The task ▸ Reproduce the listing below exactly. Pictures do not belong in the copy.

======

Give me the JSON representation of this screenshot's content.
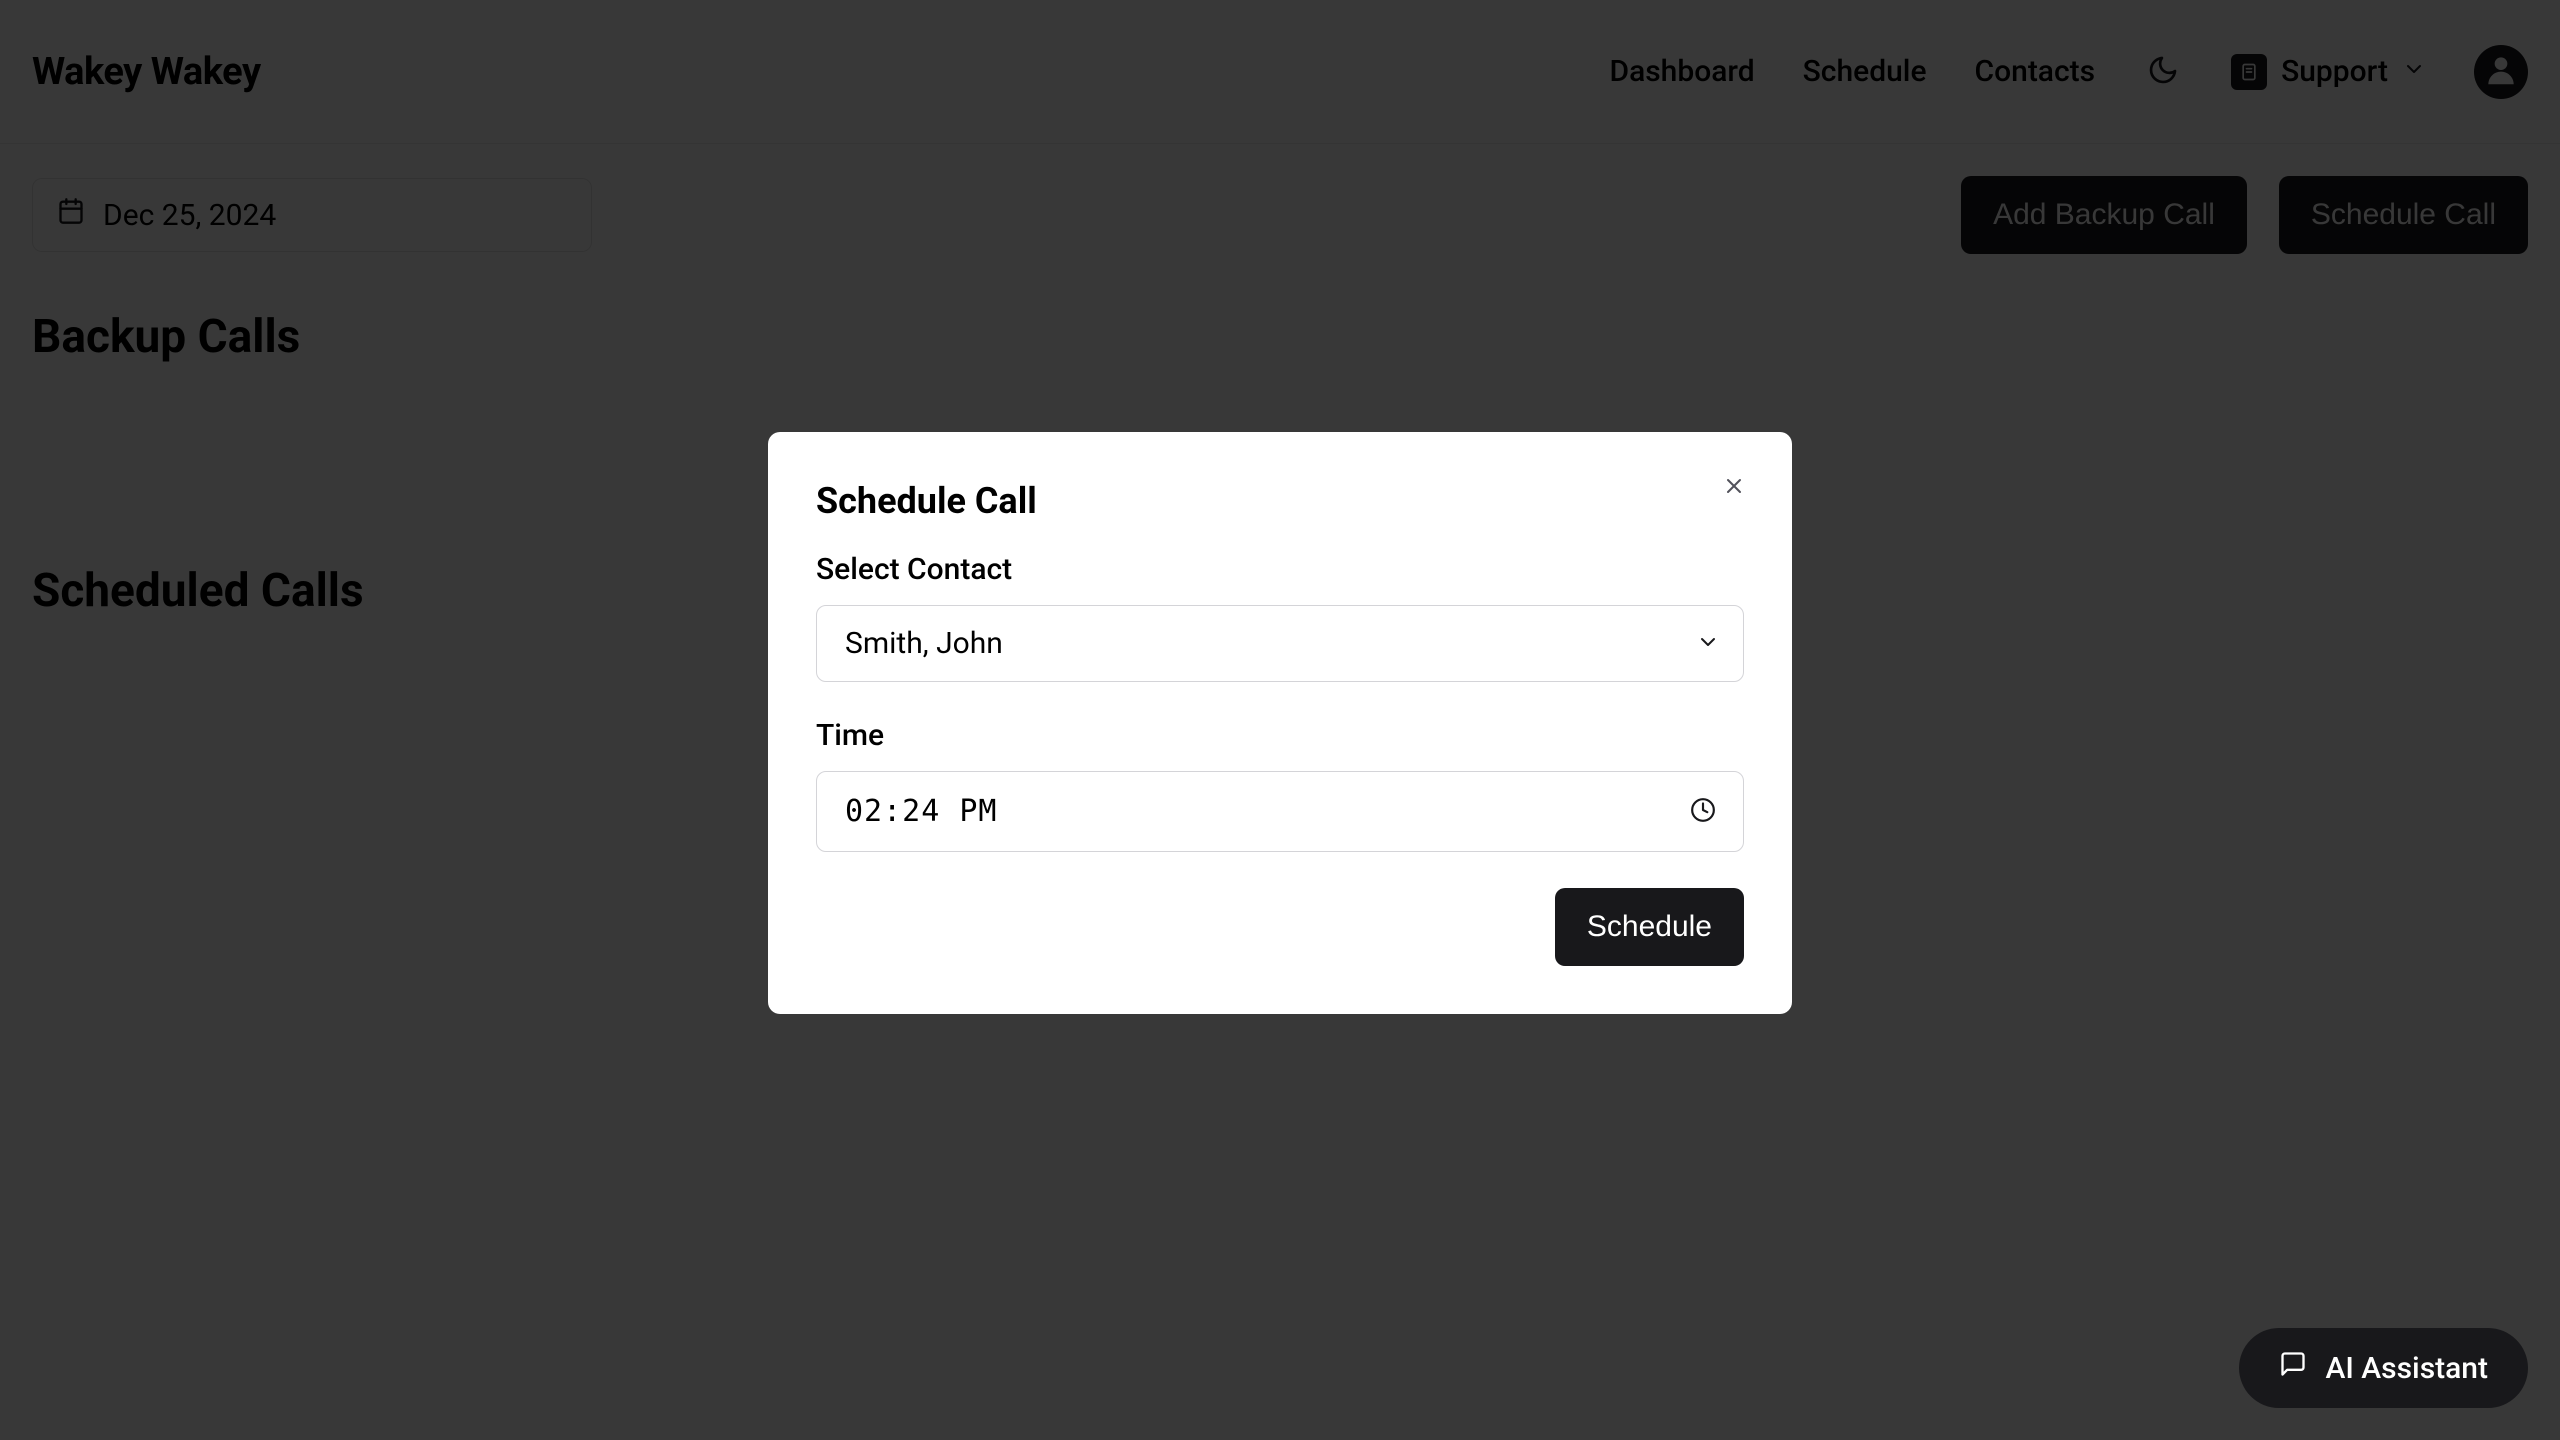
{
  "header": {
    "logo": "Wakey Wakey",
    "nav": {
      "dashboard": "Dashboard",
      "schedule": "Schedule",
      "contacts": "Contacts",
      "support": "Support"
    }
  },
  "toolbar": {
    "date": "Dec 25, 2024",
    "add_backup_label": "Add Backup Call",
    "schedule_call_label": "Schedule Call"
  },
  "sections": {
    "backup_heading": "Backup Calls",
    "scheduled_heading": "Scheduled Calls"
  },
  "modal": {
    "title": "Schedule Call",
    "contact_label": "Select Contact",
    "contact_value": "Smith, John",
    "time_label": "Time",
    "time_value": "02:24 PM",
    "submit_label": "Schedule"
  },
  "fab": {
    "label": "AI Assistant"
  }
}
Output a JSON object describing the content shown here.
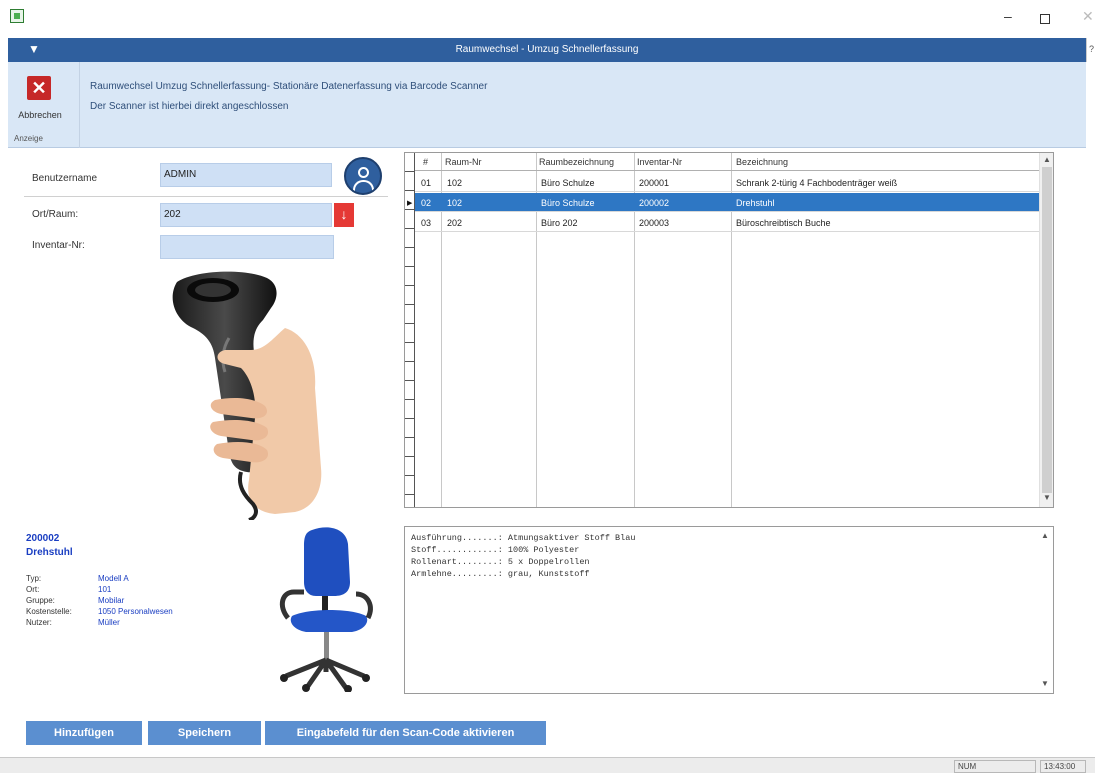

======

Output of the exercise ▸
Give me the JSON representation of this screenshot's content.
{
  "header": {
    "logo": "Wakey Wakey",
    "nav": {
      "dashboard": "Dashboard",
      "schedule": "Schedule",
      "contacts": "Contacts",
      "support": "Support"
    }
  },
  "toolbar": {
    "date": "Dec 25, 2024",
    "add_backup_label": "Add Backup Call",
    "schedule_call_label": "Schedule Call"
  },
  "sections": {
    "backup_heading": "Backup Calls",
    "scheduled_heading": "Scheduled Calls"
  },
  "modal": {
    "title": "Schedule Call",
    "contact_label": "Select Contact",
    "contact_value": "Smith, John",
    "time_label": "Time",
    "time_value": "02:24 PM",
    "submit_label": "Schedule"
  },
  "fab": {
    "label": "AI Assistant"
  }
}
Output a JSON object describing the content shown here.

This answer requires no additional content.